SET TASK — Wherever a line holds the string "Inches", copy that line.

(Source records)
BEGIN

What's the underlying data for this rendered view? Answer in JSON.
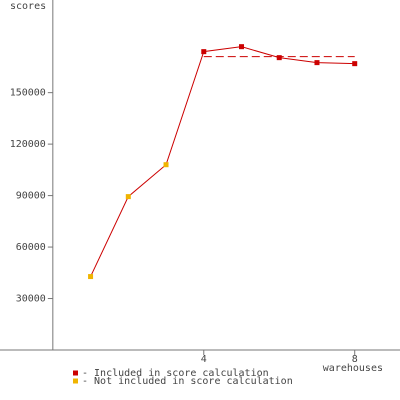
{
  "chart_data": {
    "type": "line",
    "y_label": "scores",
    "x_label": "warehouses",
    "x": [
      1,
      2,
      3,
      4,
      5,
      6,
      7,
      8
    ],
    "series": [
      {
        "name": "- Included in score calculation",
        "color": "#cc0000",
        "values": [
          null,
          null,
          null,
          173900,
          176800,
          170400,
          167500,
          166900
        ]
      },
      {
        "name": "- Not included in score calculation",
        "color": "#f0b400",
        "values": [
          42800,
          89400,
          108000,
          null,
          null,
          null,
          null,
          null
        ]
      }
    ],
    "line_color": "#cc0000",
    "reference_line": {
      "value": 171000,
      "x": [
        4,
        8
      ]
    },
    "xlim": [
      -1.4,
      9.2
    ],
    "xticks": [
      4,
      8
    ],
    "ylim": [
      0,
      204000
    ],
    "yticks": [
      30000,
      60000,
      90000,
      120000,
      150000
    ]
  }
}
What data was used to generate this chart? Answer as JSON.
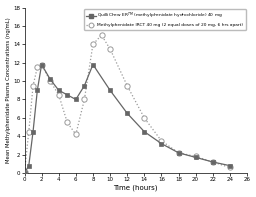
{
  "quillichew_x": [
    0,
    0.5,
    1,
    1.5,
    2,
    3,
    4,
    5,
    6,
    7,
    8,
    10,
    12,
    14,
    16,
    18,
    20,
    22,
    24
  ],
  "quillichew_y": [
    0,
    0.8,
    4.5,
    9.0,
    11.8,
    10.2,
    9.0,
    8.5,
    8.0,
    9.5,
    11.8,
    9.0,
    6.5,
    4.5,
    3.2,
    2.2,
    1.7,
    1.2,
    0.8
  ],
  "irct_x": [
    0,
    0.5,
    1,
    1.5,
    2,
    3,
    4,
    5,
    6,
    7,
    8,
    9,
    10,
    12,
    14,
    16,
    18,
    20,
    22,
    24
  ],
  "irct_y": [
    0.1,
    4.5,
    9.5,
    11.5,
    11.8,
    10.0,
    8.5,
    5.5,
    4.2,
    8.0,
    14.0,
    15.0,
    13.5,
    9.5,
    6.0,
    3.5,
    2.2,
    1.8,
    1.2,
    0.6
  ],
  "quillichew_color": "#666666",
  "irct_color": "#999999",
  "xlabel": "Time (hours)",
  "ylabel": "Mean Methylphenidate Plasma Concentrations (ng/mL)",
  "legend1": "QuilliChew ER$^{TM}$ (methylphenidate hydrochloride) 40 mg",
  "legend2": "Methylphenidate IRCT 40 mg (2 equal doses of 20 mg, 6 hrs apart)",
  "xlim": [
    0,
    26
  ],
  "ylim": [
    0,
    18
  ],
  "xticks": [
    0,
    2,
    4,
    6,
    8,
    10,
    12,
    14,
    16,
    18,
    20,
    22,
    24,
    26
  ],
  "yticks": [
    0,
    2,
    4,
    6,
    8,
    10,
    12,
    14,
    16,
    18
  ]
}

END
BEGIN

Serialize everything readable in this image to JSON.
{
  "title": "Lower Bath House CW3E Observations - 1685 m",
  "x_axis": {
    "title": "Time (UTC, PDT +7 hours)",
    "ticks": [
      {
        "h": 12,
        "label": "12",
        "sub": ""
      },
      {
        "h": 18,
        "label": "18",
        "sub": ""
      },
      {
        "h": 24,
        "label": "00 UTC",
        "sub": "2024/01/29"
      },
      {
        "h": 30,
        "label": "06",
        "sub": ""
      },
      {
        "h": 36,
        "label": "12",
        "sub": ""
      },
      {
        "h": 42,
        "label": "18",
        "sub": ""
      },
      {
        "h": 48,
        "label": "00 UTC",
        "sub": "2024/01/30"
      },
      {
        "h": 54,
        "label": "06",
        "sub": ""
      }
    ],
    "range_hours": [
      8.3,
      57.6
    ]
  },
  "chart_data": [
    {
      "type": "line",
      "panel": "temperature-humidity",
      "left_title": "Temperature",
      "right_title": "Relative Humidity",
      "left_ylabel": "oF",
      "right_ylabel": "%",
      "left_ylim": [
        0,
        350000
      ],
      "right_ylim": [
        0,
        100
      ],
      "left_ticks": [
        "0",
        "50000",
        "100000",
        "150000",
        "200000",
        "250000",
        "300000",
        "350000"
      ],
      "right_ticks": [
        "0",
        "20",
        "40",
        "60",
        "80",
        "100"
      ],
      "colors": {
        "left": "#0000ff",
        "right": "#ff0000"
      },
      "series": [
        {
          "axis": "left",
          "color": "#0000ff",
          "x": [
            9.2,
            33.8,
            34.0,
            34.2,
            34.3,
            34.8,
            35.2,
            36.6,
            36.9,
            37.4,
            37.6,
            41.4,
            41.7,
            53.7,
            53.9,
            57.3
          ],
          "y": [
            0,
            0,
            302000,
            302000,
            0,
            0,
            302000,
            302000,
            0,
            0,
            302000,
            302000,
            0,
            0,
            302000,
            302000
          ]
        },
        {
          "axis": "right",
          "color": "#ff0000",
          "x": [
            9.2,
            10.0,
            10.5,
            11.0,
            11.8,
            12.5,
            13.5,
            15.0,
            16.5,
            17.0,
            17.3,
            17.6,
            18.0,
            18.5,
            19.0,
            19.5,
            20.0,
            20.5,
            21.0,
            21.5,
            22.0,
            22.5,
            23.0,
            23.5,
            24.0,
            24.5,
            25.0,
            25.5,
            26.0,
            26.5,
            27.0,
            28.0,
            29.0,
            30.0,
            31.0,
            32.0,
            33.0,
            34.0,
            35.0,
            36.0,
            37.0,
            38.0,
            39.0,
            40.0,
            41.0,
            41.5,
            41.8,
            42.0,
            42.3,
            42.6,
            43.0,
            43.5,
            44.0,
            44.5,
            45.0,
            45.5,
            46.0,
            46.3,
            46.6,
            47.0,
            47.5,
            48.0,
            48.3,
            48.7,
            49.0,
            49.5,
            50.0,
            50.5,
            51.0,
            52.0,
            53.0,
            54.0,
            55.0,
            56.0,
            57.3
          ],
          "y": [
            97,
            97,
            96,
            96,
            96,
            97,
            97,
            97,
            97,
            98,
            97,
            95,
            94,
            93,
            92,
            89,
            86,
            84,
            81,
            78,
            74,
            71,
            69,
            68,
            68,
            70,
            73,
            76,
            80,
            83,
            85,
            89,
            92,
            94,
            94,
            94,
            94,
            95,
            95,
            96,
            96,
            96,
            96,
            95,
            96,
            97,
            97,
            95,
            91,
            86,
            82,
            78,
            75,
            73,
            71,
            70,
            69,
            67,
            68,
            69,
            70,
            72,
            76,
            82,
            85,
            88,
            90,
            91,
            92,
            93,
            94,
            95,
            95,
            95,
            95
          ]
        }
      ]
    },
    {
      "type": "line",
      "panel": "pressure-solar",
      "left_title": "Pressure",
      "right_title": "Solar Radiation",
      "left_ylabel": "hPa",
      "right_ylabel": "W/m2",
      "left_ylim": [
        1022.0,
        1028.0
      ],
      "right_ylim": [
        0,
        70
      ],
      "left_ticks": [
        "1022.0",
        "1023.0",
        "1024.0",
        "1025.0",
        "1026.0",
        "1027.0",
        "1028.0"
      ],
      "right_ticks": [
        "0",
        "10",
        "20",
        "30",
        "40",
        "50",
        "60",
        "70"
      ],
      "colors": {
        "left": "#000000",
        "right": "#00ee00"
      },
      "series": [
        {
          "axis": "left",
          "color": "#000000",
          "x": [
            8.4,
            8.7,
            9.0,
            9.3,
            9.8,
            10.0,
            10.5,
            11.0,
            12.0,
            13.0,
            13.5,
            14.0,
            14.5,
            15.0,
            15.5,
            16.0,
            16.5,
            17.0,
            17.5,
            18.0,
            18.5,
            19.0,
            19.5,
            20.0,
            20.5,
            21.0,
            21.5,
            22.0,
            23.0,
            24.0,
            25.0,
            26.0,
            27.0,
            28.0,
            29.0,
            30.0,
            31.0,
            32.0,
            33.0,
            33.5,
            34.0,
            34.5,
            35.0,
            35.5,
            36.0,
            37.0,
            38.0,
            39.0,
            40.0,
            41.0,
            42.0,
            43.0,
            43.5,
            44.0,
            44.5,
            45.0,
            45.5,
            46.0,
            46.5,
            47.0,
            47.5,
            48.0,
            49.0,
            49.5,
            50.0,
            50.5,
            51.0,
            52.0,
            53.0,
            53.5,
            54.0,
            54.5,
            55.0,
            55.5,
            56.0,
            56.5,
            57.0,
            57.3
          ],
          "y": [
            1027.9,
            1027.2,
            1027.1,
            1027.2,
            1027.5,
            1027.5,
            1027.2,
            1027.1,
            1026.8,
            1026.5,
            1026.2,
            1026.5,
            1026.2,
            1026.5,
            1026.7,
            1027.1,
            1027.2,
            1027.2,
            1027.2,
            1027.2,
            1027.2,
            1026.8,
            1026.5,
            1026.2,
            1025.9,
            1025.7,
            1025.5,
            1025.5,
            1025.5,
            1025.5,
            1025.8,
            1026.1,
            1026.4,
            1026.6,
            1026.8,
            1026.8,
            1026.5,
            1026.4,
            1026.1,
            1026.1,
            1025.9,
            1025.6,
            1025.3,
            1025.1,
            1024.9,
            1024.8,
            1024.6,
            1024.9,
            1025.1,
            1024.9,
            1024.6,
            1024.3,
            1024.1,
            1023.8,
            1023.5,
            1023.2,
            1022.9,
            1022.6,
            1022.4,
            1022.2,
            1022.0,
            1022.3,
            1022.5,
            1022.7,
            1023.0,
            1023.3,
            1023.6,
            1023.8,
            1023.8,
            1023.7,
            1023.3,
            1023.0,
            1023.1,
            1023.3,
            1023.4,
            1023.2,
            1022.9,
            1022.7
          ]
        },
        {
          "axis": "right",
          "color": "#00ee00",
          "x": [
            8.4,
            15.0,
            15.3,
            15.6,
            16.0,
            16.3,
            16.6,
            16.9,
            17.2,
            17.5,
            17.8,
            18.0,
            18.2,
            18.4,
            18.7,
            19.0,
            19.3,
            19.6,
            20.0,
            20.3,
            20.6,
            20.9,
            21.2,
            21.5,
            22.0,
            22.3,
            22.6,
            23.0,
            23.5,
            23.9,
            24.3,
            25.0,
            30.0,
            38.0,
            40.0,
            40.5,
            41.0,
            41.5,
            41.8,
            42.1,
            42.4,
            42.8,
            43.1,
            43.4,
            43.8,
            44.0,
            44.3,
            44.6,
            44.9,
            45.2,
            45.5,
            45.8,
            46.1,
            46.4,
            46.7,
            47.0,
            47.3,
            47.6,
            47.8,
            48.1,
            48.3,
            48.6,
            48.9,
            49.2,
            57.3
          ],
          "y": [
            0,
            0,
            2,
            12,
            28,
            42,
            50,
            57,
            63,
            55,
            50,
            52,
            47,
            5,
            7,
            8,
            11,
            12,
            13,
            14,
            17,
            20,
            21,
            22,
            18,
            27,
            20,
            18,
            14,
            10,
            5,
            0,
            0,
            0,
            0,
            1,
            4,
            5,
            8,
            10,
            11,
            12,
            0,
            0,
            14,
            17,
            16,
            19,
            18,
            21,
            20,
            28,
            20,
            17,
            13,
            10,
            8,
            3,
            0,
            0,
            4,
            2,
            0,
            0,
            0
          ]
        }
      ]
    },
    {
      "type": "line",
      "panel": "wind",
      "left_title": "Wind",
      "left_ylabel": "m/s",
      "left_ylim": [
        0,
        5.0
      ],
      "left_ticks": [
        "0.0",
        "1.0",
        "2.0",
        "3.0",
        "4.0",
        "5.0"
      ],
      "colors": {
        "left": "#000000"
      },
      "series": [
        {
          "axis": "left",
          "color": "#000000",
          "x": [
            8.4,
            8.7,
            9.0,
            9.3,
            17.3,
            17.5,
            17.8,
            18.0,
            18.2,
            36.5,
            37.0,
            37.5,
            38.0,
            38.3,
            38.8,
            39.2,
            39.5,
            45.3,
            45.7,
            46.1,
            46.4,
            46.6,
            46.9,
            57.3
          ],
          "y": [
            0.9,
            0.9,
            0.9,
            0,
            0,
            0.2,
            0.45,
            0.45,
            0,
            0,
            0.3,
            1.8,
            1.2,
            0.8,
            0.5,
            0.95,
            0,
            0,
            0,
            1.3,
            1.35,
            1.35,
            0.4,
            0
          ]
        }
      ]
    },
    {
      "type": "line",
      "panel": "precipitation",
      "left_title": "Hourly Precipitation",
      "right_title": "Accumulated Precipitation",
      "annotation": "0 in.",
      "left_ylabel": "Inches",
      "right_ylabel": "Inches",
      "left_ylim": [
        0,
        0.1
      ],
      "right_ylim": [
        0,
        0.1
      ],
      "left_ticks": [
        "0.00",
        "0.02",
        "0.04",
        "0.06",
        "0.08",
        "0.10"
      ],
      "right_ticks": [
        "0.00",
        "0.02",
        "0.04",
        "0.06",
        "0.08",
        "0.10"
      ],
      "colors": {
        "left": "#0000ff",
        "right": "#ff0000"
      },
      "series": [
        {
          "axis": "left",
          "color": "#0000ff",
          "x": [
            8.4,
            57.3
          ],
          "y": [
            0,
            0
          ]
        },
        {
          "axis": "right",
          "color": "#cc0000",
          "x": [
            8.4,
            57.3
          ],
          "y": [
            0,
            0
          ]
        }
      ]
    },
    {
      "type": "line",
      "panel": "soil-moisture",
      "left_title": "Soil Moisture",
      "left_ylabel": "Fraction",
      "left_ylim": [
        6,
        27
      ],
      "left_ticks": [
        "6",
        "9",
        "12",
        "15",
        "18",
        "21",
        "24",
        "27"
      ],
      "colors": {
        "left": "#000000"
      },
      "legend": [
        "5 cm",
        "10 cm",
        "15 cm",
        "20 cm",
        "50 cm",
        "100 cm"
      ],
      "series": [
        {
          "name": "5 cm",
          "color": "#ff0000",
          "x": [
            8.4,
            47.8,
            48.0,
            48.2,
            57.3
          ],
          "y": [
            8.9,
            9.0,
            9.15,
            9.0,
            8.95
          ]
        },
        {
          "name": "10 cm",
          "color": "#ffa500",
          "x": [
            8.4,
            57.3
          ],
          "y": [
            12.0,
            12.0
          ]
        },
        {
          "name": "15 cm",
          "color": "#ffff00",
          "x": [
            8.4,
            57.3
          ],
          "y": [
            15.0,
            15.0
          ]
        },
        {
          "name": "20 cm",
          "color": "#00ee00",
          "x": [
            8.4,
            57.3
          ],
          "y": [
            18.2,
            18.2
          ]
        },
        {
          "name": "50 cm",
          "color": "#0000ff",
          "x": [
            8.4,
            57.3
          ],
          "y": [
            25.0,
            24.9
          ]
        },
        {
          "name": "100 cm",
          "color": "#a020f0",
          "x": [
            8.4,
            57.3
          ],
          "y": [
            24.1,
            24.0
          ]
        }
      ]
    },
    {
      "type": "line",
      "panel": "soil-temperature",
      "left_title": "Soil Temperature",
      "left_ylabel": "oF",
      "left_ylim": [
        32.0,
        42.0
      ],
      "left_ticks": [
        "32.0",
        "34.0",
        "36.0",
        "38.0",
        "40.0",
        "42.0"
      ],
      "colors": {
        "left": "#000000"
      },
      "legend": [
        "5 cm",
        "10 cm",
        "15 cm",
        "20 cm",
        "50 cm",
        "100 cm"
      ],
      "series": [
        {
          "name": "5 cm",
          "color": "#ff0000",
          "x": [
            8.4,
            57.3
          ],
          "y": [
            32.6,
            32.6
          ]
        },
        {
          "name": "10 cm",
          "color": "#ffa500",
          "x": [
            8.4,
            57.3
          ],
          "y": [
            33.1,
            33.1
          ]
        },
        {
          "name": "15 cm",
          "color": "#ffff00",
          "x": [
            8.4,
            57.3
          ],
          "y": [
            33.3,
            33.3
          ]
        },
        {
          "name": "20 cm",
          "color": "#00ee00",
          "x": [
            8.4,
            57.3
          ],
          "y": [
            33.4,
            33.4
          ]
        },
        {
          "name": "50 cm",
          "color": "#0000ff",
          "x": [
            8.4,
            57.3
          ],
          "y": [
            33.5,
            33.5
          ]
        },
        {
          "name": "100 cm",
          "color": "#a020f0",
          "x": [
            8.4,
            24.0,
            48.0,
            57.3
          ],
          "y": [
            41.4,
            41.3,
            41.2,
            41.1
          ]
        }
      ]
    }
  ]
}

END
BEGIN

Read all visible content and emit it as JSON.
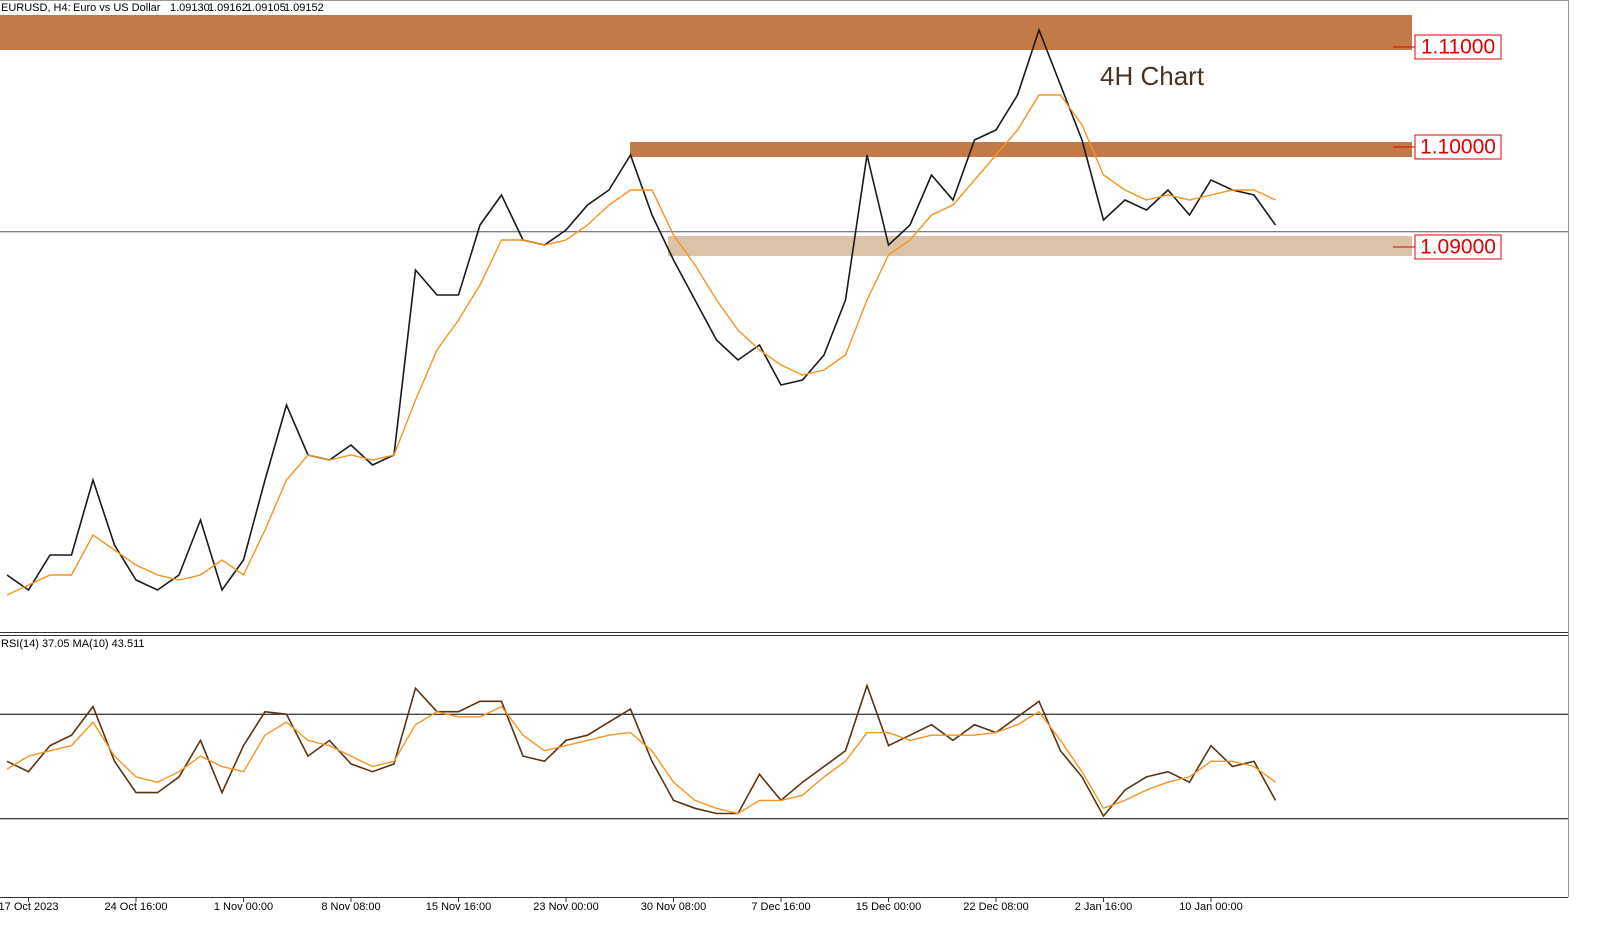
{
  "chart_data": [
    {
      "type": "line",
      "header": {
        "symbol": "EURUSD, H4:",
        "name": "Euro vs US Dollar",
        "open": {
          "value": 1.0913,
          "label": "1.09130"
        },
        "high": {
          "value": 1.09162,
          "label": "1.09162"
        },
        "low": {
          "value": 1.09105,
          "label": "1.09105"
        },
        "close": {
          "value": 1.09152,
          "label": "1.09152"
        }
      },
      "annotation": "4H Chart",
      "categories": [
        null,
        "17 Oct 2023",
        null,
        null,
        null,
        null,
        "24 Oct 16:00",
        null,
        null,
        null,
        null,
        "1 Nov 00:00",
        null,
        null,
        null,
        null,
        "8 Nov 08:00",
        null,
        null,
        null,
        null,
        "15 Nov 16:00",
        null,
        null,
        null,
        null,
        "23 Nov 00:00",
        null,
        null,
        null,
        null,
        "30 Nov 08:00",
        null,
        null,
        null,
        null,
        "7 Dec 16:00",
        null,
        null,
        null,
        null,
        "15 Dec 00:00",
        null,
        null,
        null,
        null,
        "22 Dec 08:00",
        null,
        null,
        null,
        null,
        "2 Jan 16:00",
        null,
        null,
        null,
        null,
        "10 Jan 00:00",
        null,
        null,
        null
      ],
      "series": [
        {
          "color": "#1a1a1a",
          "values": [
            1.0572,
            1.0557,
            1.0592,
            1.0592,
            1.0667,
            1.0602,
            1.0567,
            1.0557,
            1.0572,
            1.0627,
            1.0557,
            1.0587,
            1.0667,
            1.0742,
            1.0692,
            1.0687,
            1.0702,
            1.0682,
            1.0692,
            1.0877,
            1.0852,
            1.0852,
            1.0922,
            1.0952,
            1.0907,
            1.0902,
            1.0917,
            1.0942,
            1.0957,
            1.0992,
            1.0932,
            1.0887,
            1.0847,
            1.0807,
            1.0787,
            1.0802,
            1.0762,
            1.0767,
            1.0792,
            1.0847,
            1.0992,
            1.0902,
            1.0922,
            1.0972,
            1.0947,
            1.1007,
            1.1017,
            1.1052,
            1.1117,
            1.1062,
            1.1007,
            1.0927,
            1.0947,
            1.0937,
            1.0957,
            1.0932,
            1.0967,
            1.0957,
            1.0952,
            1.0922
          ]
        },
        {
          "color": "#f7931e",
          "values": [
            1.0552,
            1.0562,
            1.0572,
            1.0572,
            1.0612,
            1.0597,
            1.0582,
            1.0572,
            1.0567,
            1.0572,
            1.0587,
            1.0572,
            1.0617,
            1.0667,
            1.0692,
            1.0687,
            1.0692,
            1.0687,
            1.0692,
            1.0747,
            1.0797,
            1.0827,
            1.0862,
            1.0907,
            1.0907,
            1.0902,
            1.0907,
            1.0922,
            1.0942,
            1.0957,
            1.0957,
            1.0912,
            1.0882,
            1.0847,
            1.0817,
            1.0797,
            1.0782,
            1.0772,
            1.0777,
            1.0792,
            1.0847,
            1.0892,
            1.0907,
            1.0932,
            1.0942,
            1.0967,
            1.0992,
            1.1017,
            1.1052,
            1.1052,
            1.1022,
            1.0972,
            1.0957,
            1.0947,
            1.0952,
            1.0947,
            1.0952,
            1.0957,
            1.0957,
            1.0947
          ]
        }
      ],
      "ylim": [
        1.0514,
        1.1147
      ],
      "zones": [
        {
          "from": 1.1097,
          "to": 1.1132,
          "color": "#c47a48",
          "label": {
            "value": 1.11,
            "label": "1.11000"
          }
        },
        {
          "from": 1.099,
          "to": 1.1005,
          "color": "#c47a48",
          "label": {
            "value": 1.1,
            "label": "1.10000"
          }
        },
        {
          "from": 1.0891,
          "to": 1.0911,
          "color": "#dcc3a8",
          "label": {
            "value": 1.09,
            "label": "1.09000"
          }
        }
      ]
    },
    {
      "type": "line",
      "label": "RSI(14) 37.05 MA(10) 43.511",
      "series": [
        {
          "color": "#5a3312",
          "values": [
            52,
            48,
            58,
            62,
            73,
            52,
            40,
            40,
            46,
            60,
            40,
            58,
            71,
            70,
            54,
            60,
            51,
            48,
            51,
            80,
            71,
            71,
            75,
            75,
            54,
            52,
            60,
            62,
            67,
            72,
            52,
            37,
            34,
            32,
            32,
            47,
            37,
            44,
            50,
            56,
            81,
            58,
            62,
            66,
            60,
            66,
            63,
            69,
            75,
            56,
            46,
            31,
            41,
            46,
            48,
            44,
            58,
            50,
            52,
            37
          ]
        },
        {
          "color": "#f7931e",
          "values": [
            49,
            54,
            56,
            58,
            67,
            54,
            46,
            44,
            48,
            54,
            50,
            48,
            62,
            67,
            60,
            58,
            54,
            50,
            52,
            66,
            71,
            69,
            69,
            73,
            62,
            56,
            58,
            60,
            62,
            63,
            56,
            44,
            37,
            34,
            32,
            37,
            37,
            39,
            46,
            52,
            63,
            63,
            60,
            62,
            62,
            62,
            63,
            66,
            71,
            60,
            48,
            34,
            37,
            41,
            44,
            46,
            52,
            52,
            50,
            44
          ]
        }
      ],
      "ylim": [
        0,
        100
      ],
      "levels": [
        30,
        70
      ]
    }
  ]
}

END

FINAL RESULT —
      "left_ylabel": "Inches",
      "right_ylabel": "Inches",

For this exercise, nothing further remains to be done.